List each line of the data that holds the string "unit", please.

### Data shown
##############################
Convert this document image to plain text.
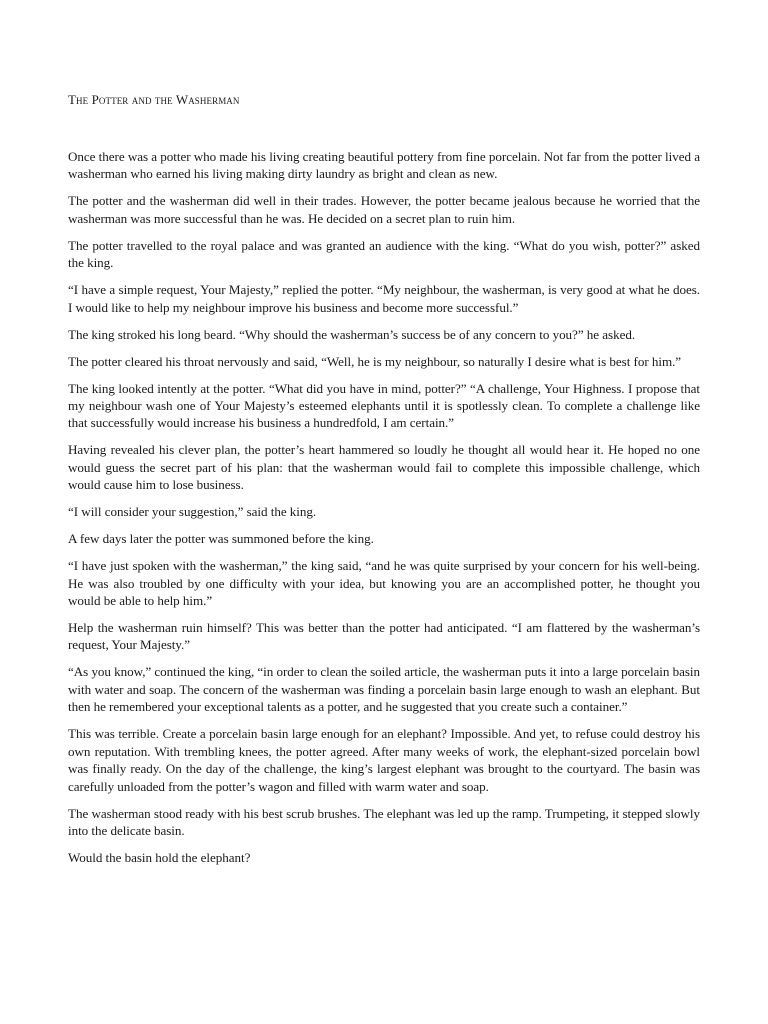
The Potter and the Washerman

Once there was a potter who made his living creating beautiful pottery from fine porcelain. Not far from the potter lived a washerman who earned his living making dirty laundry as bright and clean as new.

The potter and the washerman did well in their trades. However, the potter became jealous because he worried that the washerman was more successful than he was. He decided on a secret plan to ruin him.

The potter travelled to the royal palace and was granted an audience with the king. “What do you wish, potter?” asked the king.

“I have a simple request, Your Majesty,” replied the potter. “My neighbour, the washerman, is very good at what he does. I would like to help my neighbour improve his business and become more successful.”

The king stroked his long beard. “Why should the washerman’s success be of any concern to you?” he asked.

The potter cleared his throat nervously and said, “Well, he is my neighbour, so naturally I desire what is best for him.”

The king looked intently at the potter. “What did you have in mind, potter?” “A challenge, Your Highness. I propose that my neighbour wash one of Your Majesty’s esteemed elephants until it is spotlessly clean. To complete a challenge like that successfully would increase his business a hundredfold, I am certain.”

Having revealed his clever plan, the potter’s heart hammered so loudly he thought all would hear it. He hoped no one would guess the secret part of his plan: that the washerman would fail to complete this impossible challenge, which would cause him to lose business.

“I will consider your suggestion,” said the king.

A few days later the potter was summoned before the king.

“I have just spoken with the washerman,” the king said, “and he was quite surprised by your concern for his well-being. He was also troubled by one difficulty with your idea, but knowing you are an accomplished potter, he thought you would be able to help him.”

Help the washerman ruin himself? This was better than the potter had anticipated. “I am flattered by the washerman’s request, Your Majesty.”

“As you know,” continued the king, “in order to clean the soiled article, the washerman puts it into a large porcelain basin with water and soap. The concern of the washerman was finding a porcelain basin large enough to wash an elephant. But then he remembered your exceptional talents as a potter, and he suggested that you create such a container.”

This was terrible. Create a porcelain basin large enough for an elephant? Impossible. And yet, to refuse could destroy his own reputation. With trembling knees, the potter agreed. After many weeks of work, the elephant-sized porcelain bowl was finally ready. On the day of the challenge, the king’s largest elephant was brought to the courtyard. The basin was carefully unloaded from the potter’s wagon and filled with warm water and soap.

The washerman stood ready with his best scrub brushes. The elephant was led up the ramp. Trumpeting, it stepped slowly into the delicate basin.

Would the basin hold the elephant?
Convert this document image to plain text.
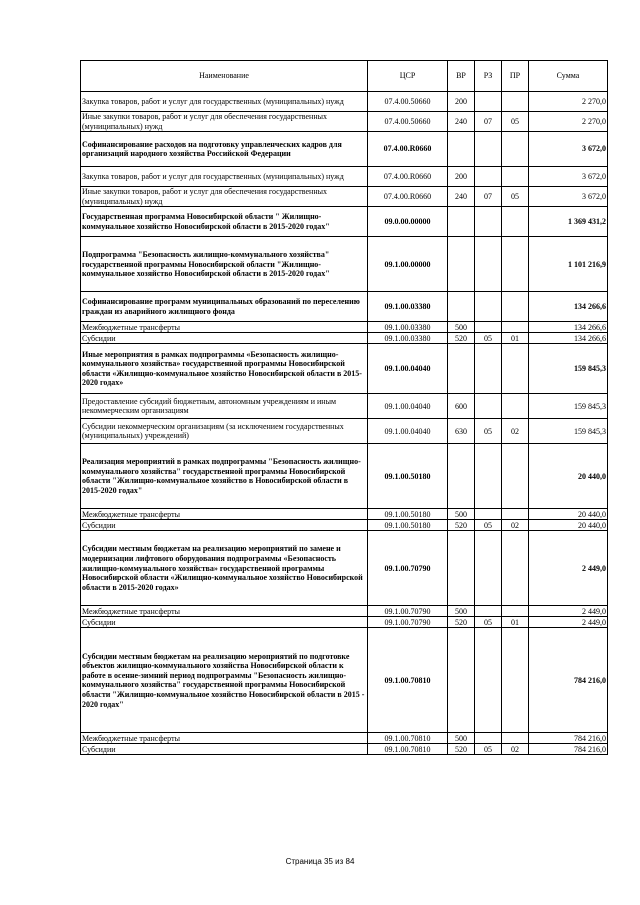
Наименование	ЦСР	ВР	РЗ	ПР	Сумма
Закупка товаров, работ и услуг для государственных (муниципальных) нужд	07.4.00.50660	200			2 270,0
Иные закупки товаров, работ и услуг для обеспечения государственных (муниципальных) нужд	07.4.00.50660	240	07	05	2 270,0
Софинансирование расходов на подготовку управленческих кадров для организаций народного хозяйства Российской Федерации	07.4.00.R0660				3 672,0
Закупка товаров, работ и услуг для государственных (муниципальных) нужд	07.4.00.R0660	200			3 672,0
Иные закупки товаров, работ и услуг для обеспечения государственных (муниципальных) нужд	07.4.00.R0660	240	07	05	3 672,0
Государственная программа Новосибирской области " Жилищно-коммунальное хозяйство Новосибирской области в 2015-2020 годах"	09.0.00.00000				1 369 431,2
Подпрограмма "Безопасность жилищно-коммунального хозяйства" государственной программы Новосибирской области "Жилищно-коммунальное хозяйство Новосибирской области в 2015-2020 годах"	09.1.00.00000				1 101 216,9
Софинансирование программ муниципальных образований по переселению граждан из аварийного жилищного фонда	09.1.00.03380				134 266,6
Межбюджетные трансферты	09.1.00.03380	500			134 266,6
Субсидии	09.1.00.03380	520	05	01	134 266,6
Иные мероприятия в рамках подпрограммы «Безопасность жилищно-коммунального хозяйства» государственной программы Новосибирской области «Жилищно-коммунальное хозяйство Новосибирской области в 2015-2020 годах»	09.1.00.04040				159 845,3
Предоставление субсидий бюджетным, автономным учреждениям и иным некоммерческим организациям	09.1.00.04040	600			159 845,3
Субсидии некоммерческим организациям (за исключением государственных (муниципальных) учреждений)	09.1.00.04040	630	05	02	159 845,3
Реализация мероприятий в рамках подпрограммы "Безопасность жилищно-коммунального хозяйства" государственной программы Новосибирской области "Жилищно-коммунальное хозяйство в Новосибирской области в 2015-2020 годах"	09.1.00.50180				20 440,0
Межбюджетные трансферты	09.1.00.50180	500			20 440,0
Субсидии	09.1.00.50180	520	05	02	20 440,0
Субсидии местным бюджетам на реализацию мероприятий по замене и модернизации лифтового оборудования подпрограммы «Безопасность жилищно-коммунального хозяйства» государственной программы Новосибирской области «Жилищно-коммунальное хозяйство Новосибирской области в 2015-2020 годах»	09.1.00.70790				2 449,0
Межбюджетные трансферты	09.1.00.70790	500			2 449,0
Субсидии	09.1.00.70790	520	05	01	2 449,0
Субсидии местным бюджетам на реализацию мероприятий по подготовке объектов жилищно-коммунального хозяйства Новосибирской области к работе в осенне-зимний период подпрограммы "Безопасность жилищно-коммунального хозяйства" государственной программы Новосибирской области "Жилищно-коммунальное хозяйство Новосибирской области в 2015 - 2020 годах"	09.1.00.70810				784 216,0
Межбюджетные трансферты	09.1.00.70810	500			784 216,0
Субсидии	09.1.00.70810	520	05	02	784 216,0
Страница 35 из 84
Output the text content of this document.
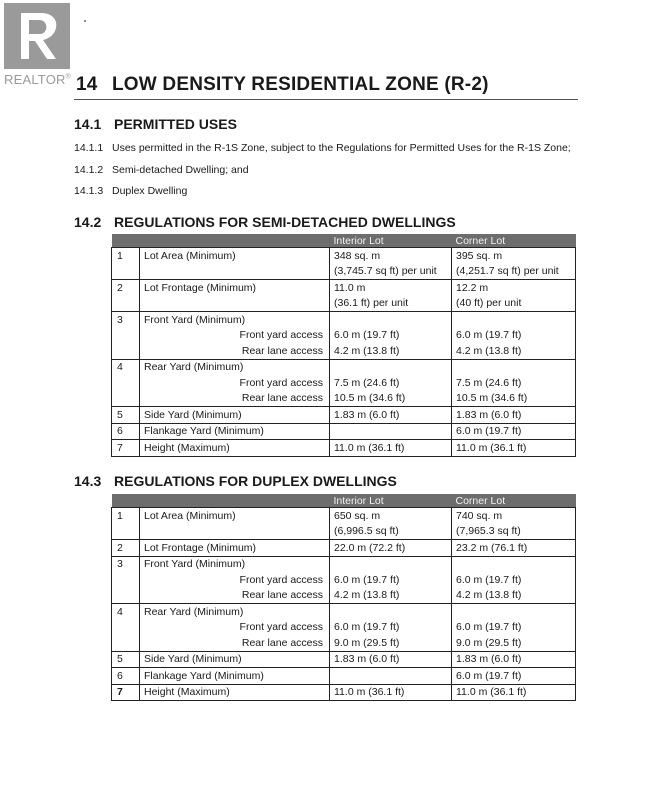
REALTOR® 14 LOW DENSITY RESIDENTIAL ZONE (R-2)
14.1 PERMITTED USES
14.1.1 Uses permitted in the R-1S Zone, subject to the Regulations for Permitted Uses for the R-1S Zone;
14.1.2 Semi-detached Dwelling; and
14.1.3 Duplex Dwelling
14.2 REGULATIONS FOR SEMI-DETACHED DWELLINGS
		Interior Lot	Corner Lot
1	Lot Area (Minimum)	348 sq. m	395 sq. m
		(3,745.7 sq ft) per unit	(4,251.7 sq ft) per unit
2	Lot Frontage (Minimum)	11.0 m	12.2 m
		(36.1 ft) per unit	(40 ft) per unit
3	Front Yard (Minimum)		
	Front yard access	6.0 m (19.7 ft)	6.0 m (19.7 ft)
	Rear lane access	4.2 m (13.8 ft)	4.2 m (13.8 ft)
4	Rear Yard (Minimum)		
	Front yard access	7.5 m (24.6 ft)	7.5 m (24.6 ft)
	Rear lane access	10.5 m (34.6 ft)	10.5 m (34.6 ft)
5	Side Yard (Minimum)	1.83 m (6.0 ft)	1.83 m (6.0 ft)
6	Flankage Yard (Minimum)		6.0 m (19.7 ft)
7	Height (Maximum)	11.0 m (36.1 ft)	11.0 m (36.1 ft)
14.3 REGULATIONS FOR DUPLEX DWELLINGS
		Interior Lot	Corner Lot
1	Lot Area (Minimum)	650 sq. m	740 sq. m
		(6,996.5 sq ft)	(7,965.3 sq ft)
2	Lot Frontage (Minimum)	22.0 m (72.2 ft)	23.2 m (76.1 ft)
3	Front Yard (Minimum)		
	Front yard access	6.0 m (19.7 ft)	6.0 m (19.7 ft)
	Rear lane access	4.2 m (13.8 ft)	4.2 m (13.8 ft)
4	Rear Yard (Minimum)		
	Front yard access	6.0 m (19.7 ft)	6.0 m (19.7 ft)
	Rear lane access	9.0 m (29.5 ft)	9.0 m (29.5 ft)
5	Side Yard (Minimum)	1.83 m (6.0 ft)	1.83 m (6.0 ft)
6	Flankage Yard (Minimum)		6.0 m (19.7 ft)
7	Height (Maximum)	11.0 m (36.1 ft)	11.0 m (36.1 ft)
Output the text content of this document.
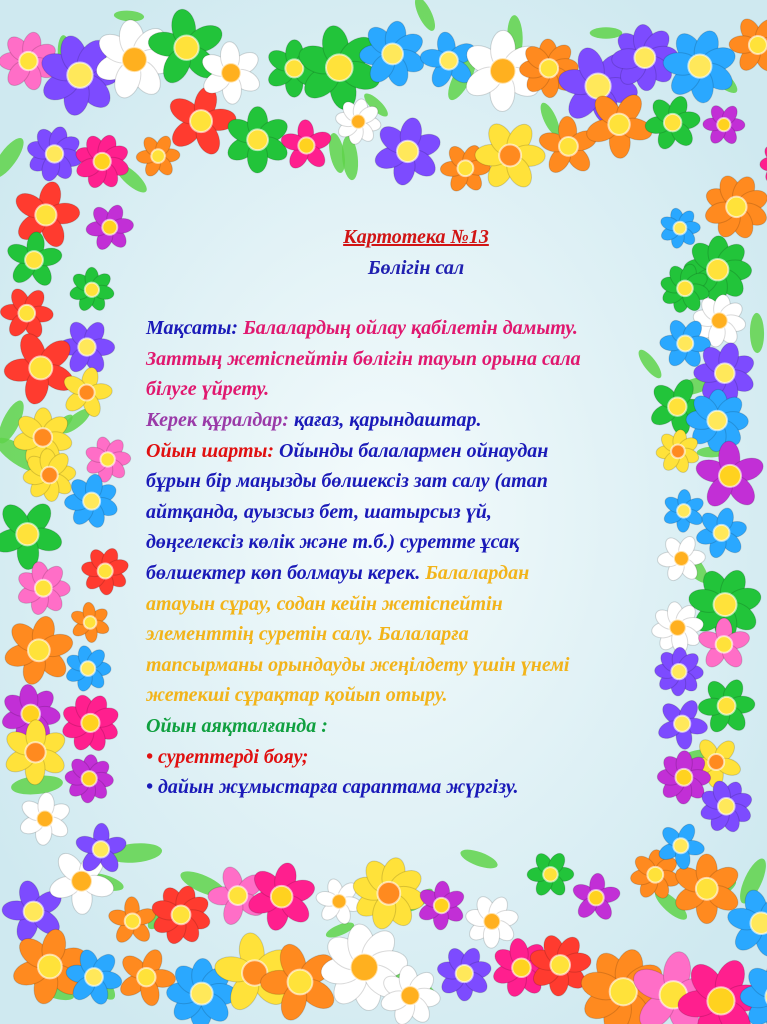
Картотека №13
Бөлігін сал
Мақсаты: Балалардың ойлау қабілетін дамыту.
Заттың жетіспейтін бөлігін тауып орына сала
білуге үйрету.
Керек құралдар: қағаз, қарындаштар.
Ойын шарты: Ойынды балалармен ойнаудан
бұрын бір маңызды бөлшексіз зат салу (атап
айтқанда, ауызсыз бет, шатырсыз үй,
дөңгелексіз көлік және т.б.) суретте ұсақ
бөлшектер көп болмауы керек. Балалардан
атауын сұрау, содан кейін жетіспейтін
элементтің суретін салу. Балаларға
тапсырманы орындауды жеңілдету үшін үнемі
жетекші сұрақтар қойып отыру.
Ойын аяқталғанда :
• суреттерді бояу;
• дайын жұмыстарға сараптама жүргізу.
##############################
### Problem solution
		(3,745.7 sq ft) per unit	(4,251.7 sq ft) per unit
		(36.1 ft) per unit	(40 ft) per unit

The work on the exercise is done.